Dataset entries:
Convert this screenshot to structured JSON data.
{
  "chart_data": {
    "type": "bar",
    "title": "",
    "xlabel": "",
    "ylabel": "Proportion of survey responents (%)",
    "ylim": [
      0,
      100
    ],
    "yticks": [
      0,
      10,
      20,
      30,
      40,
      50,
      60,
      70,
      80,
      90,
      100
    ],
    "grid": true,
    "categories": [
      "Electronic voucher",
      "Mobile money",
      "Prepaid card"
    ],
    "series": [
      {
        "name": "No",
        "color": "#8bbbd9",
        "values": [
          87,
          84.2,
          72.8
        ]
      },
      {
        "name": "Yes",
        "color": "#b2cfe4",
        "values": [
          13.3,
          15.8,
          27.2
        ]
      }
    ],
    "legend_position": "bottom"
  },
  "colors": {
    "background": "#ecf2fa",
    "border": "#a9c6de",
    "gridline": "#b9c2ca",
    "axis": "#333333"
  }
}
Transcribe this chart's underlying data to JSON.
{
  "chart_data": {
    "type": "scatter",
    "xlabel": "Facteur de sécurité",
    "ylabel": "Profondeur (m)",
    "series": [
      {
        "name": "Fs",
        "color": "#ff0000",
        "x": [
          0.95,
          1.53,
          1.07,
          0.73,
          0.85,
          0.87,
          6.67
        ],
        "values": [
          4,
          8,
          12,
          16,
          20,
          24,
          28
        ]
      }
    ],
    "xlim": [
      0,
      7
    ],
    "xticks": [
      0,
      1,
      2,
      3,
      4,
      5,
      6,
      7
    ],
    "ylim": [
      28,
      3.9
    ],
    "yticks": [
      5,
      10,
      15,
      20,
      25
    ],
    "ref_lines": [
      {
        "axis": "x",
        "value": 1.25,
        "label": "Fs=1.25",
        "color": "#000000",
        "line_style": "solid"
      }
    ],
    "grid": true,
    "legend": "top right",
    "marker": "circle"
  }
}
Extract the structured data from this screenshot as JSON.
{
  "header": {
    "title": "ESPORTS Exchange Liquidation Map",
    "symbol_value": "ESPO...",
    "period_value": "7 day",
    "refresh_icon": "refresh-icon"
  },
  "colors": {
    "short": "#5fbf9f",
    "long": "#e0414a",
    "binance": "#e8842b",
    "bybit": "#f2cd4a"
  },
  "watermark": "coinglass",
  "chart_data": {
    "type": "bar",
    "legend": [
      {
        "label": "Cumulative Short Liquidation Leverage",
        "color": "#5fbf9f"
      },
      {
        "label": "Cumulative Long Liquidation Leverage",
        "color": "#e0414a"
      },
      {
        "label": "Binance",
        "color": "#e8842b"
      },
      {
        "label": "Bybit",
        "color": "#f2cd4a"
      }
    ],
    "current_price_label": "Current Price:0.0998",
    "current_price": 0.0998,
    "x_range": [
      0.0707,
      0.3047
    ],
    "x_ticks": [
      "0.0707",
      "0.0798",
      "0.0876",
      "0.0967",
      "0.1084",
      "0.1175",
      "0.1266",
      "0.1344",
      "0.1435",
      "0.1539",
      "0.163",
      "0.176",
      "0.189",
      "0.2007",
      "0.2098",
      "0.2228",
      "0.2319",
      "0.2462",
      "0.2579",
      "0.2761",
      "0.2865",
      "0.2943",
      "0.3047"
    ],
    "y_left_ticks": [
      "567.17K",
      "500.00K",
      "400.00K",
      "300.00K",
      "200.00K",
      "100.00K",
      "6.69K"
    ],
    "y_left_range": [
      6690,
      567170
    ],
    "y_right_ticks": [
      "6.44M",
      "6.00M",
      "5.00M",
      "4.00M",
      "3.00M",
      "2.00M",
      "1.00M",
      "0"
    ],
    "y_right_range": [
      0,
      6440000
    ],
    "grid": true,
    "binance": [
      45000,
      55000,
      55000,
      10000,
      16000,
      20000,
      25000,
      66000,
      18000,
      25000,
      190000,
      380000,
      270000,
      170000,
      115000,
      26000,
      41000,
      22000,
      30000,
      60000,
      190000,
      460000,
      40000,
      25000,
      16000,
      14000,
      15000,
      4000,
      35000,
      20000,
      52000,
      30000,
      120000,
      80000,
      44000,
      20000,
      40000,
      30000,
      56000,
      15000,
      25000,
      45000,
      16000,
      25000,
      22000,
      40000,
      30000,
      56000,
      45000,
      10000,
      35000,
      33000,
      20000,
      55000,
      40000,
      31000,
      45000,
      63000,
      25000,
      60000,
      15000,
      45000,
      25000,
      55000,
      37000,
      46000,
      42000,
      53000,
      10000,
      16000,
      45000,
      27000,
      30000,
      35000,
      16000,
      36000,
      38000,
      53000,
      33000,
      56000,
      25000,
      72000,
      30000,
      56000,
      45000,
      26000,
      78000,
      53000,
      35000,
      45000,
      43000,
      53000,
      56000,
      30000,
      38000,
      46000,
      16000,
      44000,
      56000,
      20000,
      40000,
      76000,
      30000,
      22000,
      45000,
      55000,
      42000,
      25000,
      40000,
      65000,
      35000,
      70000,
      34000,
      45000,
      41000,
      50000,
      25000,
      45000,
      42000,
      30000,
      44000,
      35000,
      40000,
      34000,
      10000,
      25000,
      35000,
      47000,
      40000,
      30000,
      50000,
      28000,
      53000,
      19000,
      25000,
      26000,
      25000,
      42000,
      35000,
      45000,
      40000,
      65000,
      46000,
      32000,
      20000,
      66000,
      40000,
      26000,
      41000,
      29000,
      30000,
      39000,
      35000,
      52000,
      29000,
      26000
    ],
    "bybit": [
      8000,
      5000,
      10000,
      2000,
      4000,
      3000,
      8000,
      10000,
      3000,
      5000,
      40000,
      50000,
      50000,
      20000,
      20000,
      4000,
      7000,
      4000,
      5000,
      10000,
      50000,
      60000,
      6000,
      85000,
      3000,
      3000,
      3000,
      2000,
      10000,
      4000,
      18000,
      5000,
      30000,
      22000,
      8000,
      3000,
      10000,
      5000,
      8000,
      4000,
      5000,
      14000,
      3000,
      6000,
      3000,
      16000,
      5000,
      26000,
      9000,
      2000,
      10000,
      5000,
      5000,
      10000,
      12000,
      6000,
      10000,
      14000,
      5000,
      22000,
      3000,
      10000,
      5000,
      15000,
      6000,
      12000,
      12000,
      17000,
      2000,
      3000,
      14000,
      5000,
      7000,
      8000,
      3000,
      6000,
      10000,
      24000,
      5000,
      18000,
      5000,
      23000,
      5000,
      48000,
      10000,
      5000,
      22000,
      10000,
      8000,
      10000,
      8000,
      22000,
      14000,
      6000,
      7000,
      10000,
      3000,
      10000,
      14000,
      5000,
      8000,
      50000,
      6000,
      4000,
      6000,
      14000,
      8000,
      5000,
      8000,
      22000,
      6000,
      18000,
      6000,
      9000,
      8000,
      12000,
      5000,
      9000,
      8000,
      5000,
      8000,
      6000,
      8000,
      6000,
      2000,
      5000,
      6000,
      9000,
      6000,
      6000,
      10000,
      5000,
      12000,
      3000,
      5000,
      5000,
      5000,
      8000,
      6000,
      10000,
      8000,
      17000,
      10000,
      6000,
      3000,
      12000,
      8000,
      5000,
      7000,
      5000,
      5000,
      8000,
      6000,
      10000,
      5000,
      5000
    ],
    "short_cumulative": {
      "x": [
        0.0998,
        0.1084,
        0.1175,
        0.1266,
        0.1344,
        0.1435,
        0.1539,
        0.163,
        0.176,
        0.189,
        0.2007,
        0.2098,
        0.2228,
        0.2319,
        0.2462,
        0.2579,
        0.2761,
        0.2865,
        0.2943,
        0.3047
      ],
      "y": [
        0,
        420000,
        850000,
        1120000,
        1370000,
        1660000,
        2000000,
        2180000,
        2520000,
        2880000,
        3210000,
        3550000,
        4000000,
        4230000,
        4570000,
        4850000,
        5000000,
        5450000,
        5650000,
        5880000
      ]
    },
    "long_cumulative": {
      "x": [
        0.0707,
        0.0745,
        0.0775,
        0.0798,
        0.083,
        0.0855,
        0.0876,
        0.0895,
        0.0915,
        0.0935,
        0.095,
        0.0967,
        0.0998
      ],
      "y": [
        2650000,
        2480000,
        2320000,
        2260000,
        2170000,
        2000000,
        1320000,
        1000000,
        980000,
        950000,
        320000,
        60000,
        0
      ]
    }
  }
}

_Task description_.
Using the listing above, locate the lines that hold "Leverage" and copy each one.

_Expected answer_.
        "label": "Cumulative Short Liquidation Leverage",
        "label": "Cumulative Long Liquidation Leverage",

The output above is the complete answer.